(Figure content listings)
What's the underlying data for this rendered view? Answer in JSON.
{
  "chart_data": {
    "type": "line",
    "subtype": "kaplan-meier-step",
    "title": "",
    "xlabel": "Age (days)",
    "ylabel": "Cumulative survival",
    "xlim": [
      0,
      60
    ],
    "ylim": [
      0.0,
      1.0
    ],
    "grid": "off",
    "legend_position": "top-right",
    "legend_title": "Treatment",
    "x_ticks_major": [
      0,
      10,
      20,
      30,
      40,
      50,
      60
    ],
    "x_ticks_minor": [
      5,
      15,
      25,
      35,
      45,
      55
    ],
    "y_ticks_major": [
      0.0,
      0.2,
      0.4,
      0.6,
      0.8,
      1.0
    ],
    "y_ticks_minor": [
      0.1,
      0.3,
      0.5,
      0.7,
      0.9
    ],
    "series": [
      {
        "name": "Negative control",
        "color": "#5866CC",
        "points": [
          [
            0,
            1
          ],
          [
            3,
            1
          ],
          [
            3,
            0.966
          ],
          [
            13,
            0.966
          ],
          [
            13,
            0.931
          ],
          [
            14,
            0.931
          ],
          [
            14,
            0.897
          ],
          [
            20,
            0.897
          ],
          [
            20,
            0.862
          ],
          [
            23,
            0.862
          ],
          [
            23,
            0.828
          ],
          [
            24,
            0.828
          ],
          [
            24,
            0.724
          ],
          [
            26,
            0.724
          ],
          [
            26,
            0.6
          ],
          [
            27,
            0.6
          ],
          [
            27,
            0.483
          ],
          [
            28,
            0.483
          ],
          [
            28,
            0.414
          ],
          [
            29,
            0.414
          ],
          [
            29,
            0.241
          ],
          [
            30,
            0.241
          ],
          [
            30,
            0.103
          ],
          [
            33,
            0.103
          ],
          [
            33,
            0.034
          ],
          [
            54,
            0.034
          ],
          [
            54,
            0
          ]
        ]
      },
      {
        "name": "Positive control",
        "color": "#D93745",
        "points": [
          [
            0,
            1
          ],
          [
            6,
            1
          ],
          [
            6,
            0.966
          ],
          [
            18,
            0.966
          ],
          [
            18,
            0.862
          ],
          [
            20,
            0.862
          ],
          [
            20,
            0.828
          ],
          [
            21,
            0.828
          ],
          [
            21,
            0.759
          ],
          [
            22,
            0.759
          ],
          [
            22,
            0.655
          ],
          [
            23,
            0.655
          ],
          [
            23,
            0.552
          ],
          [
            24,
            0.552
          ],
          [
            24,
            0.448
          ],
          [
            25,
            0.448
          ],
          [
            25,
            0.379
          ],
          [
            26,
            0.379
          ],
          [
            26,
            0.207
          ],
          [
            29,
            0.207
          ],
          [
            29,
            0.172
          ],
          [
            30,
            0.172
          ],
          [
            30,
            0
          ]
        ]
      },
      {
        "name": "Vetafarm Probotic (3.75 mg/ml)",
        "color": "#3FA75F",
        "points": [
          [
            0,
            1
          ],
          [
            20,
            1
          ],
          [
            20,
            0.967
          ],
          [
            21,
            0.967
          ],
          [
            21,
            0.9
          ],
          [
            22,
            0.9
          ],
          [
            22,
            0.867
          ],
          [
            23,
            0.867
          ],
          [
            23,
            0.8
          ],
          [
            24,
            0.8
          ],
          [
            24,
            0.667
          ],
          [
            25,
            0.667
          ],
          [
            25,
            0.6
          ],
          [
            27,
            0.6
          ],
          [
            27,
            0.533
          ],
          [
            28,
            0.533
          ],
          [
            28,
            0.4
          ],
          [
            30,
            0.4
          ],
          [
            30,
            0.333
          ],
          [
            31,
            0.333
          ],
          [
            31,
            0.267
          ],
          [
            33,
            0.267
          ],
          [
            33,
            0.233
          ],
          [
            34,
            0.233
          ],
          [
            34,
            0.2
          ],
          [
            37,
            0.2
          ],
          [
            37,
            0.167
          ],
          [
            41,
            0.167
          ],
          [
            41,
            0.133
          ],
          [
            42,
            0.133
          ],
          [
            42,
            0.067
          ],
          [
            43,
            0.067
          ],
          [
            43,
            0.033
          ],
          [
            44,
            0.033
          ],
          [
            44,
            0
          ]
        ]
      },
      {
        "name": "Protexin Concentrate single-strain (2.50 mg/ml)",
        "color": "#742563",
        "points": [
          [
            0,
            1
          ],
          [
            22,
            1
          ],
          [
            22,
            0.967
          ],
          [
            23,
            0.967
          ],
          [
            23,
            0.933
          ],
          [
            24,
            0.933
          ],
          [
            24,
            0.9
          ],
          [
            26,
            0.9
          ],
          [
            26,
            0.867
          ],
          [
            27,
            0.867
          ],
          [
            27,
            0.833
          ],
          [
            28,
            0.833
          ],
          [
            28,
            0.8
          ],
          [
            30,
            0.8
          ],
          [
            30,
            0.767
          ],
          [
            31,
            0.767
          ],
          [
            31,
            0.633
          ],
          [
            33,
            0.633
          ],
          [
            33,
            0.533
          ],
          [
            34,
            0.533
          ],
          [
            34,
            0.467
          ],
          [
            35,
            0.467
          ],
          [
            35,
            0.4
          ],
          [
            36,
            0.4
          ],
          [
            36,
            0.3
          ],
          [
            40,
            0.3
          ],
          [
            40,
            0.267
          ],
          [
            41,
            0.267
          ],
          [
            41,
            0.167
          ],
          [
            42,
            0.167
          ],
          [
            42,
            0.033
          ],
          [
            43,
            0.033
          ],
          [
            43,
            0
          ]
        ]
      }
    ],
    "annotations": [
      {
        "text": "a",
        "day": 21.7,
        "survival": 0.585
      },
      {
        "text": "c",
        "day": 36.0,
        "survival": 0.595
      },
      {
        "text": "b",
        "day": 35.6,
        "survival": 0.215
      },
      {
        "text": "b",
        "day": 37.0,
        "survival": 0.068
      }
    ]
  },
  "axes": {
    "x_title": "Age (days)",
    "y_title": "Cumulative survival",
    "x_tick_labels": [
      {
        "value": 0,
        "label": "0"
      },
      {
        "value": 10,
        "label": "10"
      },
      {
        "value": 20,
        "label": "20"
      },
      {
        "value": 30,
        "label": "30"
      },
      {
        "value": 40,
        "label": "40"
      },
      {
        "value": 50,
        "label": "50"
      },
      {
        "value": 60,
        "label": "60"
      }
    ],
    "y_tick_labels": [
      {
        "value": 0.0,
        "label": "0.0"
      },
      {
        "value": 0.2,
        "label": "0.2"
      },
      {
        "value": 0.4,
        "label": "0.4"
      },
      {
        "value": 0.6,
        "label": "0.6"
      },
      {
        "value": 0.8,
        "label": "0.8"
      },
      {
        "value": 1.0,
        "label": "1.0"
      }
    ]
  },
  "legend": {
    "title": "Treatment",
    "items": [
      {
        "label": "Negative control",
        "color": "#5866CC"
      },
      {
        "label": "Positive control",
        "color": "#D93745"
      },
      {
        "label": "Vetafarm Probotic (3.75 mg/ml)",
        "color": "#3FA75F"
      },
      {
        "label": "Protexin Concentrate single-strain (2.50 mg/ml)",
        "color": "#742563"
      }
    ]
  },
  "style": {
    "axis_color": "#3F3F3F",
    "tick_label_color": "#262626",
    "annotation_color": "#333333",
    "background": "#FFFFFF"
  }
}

Exercise goal: Count the lines in the entries that hold the word "strain", and give nothing but the total.

The output: 2